*** MATERIAL TO PROCESS
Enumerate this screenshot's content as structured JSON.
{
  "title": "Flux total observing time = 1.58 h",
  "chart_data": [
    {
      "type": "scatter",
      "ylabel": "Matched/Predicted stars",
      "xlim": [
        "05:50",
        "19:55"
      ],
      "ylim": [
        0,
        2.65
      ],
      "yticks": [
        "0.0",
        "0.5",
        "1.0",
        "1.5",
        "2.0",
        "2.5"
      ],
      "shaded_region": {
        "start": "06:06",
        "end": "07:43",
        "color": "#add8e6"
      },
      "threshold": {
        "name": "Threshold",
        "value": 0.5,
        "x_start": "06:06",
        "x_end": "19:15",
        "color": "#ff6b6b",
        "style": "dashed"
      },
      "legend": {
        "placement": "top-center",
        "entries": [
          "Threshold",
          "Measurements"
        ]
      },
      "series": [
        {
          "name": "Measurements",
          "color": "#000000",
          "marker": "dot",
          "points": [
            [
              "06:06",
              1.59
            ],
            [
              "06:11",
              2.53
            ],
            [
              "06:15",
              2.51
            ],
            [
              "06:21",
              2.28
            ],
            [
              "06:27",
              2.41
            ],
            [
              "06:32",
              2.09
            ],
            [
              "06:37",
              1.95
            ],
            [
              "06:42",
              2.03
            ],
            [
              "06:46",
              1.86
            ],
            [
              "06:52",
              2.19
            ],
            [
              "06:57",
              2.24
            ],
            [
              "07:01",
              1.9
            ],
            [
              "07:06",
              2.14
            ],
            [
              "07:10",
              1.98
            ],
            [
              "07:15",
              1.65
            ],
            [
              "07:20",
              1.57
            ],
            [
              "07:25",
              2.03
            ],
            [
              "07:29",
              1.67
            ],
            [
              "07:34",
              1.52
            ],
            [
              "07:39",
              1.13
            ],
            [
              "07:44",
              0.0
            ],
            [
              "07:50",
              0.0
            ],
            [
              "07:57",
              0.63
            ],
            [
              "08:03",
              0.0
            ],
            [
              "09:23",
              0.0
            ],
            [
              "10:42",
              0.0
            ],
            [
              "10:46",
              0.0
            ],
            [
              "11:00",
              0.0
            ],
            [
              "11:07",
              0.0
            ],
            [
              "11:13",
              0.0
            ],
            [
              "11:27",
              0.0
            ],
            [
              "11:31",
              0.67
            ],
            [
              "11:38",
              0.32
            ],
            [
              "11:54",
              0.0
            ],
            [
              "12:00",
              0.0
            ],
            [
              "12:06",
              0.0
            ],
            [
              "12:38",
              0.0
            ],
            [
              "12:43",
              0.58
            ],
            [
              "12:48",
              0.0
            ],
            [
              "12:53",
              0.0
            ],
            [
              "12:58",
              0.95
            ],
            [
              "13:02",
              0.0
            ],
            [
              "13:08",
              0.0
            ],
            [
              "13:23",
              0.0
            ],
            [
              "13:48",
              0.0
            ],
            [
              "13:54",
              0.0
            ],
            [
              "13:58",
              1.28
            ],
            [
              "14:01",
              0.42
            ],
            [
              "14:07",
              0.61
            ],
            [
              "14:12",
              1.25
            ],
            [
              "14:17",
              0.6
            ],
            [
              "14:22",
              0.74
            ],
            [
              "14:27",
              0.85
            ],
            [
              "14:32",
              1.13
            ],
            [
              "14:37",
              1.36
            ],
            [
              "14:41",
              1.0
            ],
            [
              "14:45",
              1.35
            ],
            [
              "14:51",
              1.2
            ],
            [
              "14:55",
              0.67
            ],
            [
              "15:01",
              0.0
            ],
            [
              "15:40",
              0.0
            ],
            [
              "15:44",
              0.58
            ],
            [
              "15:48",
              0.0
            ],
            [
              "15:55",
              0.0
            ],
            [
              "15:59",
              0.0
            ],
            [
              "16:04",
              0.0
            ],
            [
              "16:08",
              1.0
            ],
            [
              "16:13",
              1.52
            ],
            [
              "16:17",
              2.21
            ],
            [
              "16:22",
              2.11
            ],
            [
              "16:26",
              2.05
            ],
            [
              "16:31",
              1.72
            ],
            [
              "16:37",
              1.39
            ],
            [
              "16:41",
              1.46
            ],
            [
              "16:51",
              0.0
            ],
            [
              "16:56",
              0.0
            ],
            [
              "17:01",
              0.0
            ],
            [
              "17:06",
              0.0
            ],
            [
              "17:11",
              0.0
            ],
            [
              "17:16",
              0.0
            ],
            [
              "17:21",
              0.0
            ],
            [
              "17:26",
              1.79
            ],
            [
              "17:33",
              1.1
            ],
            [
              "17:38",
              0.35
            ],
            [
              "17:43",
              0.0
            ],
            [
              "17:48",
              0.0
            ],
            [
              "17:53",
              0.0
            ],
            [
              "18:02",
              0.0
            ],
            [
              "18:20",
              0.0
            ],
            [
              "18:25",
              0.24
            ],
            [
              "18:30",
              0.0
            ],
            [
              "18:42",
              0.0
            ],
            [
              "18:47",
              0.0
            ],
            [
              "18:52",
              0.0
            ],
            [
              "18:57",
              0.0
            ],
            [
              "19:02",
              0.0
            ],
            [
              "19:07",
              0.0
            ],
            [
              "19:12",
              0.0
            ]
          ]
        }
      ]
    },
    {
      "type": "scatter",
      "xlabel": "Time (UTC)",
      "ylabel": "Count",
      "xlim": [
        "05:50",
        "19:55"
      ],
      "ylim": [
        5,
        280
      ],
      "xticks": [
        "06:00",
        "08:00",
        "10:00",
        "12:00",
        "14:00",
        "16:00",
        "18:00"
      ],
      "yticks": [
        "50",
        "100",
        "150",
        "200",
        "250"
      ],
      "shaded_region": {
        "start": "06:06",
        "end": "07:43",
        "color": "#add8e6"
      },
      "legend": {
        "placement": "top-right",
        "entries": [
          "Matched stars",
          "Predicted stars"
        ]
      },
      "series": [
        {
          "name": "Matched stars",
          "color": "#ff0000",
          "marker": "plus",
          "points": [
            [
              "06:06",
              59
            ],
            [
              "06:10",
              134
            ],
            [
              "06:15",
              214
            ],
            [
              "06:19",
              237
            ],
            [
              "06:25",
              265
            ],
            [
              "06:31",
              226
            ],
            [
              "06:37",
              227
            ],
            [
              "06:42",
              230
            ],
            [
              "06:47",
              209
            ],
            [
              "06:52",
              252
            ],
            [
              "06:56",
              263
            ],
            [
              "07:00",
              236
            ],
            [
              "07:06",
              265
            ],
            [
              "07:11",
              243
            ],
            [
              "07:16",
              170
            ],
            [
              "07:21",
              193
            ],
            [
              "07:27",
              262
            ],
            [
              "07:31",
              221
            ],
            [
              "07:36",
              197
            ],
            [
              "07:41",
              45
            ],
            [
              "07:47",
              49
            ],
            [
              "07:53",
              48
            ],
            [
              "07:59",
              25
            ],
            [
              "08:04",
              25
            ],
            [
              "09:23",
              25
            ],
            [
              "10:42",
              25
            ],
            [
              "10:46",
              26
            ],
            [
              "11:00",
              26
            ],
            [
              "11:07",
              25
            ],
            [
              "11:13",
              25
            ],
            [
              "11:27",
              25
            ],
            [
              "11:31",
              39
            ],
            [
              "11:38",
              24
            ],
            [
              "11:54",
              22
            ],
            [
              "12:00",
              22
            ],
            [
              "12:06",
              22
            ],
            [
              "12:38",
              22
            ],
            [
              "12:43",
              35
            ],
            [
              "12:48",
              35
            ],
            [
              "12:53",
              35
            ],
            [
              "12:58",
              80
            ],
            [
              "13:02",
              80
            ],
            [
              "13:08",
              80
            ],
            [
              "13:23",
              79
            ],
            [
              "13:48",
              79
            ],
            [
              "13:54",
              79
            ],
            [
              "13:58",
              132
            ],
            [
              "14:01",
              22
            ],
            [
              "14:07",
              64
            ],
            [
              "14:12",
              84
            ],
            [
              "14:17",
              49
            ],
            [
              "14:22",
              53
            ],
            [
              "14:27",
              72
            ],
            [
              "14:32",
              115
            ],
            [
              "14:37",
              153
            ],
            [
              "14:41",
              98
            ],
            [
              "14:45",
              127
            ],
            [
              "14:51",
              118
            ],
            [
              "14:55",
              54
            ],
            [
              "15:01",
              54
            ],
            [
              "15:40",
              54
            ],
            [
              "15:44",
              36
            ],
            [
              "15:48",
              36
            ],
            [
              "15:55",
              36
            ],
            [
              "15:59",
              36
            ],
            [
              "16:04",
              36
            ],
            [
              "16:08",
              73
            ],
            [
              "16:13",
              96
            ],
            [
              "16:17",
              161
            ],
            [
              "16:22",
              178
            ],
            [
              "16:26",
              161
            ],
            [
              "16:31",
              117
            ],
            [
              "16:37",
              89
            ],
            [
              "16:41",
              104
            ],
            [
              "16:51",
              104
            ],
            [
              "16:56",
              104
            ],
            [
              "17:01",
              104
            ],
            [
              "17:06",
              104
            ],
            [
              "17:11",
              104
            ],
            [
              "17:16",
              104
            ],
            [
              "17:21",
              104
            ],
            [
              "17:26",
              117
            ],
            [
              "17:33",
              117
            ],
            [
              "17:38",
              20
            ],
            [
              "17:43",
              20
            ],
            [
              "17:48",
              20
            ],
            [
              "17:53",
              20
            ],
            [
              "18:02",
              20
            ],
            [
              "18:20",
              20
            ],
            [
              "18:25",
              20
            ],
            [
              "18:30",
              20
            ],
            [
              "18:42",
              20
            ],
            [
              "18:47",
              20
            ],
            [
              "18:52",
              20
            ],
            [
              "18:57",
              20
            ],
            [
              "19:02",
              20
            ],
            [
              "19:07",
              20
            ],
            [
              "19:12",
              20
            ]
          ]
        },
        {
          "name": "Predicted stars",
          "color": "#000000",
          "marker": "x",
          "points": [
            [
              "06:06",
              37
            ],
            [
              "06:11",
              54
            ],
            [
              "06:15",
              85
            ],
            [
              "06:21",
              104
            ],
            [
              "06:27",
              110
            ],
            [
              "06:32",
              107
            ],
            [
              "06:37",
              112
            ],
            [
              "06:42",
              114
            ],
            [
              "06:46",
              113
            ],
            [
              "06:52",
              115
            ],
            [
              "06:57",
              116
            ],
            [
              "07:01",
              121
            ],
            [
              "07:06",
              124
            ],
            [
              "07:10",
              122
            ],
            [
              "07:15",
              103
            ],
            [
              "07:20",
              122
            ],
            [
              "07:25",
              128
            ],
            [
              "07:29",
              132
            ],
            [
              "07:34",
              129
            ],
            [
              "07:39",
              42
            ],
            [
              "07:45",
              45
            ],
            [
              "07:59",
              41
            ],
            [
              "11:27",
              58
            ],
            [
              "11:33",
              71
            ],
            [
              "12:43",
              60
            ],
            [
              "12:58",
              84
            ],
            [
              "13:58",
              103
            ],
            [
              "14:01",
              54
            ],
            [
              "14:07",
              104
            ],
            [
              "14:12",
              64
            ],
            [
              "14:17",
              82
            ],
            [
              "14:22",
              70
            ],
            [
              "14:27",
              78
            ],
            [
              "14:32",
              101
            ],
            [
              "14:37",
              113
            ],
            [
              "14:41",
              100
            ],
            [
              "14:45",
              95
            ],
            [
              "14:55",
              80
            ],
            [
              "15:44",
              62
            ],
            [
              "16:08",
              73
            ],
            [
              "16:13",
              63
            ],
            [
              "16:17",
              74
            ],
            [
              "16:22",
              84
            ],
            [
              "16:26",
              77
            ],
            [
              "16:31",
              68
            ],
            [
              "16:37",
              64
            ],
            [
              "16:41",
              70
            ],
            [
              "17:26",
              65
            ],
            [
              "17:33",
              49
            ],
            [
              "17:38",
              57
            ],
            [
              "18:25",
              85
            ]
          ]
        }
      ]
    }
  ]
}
******
SET EXERCISE: Look through the data above. Copy every line with the string "placement" in it.

REPLY:
        "placement": "top-center",
        "placement": "top-right",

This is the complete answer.